**Work instructions:** For the material that follows, list every line containing the word "belle".

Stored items

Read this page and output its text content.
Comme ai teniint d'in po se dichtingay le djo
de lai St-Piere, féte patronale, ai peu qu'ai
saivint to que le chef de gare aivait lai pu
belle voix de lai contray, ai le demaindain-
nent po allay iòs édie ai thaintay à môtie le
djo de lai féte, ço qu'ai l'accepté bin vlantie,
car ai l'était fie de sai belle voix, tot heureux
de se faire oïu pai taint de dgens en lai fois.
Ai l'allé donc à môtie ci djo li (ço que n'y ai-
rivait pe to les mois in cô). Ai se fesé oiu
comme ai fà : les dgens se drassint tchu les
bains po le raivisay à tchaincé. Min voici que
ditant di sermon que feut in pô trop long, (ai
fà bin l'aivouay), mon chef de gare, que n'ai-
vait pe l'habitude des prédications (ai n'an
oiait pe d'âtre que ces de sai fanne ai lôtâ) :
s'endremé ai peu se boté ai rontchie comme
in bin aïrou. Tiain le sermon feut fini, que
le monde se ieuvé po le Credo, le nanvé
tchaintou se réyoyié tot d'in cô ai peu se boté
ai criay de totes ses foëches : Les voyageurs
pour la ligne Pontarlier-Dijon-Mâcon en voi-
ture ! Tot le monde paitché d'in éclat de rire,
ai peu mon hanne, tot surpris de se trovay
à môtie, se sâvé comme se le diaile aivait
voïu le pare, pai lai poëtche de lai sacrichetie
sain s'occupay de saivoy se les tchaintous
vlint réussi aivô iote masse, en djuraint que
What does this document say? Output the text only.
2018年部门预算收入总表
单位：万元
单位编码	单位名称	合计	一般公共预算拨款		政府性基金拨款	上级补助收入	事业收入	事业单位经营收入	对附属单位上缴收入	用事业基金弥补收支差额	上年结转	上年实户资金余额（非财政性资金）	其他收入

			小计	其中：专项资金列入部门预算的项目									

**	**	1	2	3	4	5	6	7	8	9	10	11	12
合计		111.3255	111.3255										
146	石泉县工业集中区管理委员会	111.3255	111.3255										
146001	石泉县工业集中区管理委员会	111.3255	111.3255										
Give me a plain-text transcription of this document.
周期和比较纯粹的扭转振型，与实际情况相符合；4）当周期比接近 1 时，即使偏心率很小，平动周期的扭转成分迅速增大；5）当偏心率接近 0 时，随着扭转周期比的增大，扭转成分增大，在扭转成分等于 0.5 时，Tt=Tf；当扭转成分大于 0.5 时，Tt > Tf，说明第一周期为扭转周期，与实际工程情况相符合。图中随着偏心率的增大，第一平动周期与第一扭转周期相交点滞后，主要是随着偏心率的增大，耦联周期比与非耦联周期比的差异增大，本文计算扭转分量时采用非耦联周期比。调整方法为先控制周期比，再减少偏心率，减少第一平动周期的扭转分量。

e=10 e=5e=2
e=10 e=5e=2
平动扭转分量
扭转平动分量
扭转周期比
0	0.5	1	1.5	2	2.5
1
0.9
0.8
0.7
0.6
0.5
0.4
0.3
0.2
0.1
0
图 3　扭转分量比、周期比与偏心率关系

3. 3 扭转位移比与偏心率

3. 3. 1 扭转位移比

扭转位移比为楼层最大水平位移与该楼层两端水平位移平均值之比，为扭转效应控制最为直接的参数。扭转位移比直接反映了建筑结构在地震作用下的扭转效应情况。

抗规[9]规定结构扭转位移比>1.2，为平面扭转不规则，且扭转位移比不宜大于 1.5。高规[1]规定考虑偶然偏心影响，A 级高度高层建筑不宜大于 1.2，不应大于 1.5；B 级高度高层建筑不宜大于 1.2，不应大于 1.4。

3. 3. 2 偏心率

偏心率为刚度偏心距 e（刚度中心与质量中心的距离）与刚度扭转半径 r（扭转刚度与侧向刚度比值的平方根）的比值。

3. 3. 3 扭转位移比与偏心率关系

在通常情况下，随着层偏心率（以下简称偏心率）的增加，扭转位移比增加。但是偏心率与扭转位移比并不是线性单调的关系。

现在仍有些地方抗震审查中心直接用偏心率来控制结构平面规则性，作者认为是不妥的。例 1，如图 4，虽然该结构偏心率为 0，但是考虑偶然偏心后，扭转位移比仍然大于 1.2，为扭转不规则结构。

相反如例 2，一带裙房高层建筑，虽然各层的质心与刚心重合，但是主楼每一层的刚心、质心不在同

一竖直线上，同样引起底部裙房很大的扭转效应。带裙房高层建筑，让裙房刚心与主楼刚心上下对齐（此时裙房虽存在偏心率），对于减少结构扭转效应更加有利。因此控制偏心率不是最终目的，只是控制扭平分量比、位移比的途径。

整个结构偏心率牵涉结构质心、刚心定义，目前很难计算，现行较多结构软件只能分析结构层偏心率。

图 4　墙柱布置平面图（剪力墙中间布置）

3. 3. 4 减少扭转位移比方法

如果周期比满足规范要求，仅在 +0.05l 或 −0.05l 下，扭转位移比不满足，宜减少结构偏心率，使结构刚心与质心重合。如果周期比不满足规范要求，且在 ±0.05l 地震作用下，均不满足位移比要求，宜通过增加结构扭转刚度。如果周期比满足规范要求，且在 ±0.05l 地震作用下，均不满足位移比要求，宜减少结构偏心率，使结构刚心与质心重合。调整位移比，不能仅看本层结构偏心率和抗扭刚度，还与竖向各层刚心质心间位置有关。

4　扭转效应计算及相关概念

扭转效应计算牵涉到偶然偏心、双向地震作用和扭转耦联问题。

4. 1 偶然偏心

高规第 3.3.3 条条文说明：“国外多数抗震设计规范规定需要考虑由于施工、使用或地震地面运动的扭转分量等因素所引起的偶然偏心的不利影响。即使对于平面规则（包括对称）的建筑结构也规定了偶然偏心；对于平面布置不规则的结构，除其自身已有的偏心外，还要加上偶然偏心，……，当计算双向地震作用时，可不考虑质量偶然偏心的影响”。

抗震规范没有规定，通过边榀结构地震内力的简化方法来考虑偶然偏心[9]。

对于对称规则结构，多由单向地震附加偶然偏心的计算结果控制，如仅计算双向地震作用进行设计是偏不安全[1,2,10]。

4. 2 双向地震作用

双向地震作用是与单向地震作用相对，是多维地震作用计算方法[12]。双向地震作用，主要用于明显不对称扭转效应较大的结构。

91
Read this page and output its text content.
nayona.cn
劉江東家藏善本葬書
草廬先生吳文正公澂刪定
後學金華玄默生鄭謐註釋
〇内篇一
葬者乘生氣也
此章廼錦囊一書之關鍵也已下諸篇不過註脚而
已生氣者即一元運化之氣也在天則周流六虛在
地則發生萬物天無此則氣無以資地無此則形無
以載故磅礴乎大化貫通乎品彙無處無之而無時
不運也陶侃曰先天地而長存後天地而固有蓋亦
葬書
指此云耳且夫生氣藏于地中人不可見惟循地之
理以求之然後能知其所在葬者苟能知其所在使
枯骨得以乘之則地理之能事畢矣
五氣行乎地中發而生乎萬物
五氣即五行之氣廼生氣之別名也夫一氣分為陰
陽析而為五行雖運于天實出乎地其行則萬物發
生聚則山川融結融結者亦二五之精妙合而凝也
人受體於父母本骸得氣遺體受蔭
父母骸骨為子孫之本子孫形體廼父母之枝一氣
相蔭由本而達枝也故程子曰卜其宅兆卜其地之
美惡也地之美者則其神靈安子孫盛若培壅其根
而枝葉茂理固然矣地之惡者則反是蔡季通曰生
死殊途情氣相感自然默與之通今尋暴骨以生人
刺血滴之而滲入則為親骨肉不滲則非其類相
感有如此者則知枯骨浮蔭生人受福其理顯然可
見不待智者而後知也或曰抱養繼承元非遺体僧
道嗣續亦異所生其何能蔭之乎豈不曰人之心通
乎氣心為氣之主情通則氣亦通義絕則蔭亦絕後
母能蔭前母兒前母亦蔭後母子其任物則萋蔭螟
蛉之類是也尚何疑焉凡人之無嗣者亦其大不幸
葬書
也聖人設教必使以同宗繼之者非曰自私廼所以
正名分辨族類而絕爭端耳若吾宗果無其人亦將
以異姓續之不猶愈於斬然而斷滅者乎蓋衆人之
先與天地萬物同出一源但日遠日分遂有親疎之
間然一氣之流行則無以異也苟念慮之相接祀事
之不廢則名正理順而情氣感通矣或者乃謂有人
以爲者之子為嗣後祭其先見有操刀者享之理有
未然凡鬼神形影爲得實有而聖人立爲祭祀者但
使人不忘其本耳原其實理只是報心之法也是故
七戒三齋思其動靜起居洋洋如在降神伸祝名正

**Solution below:**
belle voix de lai contray, ai le demaindain-
car ai l'était fie de sai belle voix, tot heureux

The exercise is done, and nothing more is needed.